WHAT THIS TASK INVOLVES :: Repeat the entire listing exactly.

═══ ITEMS

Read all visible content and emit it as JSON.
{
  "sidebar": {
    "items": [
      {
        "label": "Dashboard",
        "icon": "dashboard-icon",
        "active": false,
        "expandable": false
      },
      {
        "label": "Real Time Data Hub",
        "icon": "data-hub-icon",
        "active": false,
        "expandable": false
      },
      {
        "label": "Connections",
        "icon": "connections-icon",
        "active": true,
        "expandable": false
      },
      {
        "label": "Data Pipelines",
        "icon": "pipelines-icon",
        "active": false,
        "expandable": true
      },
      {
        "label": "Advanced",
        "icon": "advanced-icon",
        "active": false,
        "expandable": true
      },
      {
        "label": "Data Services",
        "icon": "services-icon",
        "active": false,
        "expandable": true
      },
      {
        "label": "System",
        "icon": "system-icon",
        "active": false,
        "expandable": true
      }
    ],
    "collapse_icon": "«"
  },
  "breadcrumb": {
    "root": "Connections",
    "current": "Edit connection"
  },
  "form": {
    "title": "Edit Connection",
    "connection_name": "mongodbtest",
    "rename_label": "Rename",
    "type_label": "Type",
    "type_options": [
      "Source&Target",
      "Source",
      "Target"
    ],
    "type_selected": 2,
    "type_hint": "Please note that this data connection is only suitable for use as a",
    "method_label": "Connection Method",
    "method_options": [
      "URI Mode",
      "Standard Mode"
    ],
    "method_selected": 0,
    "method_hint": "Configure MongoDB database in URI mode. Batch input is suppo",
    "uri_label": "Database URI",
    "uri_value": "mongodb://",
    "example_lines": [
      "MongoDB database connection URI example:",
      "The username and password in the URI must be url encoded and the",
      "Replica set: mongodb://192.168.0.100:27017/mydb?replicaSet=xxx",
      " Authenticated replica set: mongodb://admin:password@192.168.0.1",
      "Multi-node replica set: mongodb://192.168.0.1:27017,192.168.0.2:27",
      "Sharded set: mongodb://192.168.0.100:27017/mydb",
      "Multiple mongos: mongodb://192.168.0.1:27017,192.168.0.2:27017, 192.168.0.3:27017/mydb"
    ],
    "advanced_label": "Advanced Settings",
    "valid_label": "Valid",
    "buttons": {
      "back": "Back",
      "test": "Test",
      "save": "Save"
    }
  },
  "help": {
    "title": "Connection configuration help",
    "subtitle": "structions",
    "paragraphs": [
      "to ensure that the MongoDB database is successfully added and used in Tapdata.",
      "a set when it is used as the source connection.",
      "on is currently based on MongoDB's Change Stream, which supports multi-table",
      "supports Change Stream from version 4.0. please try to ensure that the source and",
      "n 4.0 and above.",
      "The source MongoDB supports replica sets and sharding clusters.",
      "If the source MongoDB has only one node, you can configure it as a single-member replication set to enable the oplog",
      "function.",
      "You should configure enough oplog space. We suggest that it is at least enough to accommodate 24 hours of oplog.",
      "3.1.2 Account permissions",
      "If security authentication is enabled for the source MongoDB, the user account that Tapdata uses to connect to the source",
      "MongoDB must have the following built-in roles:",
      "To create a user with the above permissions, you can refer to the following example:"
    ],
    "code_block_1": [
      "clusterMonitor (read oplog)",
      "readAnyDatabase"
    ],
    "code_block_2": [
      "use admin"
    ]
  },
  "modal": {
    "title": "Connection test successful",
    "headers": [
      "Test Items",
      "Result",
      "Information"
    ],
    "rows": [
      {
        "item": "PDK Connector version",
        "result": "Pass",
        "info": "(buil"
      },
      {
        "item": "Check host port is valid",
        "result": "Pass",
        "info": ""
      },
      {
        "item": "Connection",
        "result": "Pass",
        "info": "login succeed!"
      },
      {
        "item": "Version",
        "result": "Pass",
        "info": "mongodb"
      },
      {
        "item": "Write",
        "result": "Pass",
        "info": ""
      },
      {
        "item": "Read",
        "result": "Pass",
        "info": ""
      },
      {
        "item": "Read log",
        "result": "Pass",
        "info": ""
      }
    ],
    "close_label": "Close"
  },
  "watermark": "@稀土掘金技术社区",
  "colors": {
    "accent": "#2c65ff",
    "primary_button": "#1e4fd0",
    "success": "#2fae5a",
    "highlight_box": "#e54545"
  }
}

══════

OUTPUT BELOW ::
Read all visible content and emit it as JSON.
{
  "sidebar": {
    "items": [
      {
        "label": "Dashboard",
        "icon": "dashboard-icon",
        "active": false,
        "expandable": false
      },
      {
        "label": "Real Time Data Hub",
        "icon": "data-hub-icon",
        "active": false,
        "expandable": false
      },
      {
        "label": "Connections",
        "icon": "connections-icon",
        "active": true,
        "expandable": false
      },
      {
        "label": "Data Pipelines",
        "icon": "pipelines-icon",
        "active": false,
        "expandable": true
      },
      {
        "label": "Advanced",
        "icon": "advanced-icon",
        "active": false,
        "expandable": true
      },
      {
        "label": "Data Services",
        "icon": "services-icon",
        "active": false,
        "expandable": true
      },
      {
        "label": "System",
        "icon": "system-icon",
        "active": false,
        "expandable": true
      }
    ],
    "collapse_icon": "«"
  },
  "breadcrumb": {
    "root": "Connections",
    "current": "Edit connection"
  },
  "form": {
    "title": "Edit Connection",
    "connection_name": "mongodbtest",
    "rename_label": "Rename",
    "type_label": "Type",
    "type_options": [
      "Source&Target",
      "Source",
      "Target"
    ],
    "type_selected": 2,
    "type_hint": "Please note that this data connection is only suitable for use as a",
    "method_label": "Connection Method",
    "method_options": [
      "URI Mode",
      "Standard Mode"
    ],
    "method_selected": 0,
    "method_hint": "Configure MongoDB database in URI mode. Batch input is suppo",
    "uri_label": "Database URI",
    "uri_value": "mongodb://",
    "example_lines": [
      "MongoDB database connection URI example:",
      "The username and password in the URI must be url encoded and the",
      "Replica set: mongodb://192.168.0.100:27017/mydb?replicaSet=xxx",
      " Authenticated replica set: mongodb://admin:password@192.168.0.1",
      "Multi-node replica set: mongodb://192.168.0.1:27017,192.168.0.2:27",
      "Sharded set: mongodb://192.168.0.100:27017/mydb",
      "Multiple mongos: mongodb://192.168.0.1:27017,192.168.0.2:27017, 192.168.0.3:27017/mydb"
    ],
    "advanced_label": "Advanced Settings",
    "valid_label": "Valid",
    "buttons": {
      "back": "Back",
      "test": "Test",
      "save": "Save"
    }
  },
  "help": {
    "title": "Connection configuration help",
    "subtitle": "structions",
    "paragraphs": [
      "to ensure that the MongoDB database is successfully added and used in Tapdata.",
      "a set when it is used as the source connection.",
      "on is currently based on MongoDB's Change Stream, which supports multi-table",
      "supports Change Stream from version 4.0. please try to ensure that the source and",
      "n 4.0 and above.",
      "The source MongoDB supports replica sets and sharding clusters.",
      "If the source MongoDB has only one node, you can configure it as a single-member replication set to enable the oplog",
      "function.",
      "You should configure enough oplog space. We suggest that it is at least enough to accommodate 24 hours of oplog.",
      "3.1.2 Account permissions",
      "If security authentication is enabled for the source MongoDB, the user account that Tapdata uses to connect to the source",
      "MongoDB must have the following built-in roles:",
      "To create a user with the above permissions, you can refer to the following example:"
    ],
    "code_block_1": [
      "clusterMonitor (read oplog)",
      "readAnyDatabase"
    ],
    "code_block_2": [
      "use admin"
    ]
  },
  "modal": {
    "title": "Connection test successful",
    "headers": [
      "Test Items",
      "Result",
      "Information"
    ],
    "rows": [
      {
        "item": "PDK Connector version",
        "result": "Pass",
        "info": "(buil"
      },
      {
        "item": "Check host port is valid",
        "result": "Pass",
        "info": ""
      },
      {
        "item": "Connection",
        "result": "Pass",
        "info": "login succeed!"
      },
      {
        "item": "Version",
        "result": "Pass",
        "info": "mongodb"
      },
      {
        "item": "Write",
        "result": "Pass",
        "info": ""
      },
      {
        "item": "Read",
        "result": "Pass",
        "info": ""
      },
      {
        "item": "Read log",
        "result": "Pass",
        "info": ""
      }
    ],
    "close_label": "Close"
  },
  "watermark": "@稀土掘金技术社区",
  "colors": {
    "accent": "#2c65ff",
    "primary_button": "#1e4fd0",
    "success": "#2fae5a",
    "highlight_box": "#e54545"
  }
}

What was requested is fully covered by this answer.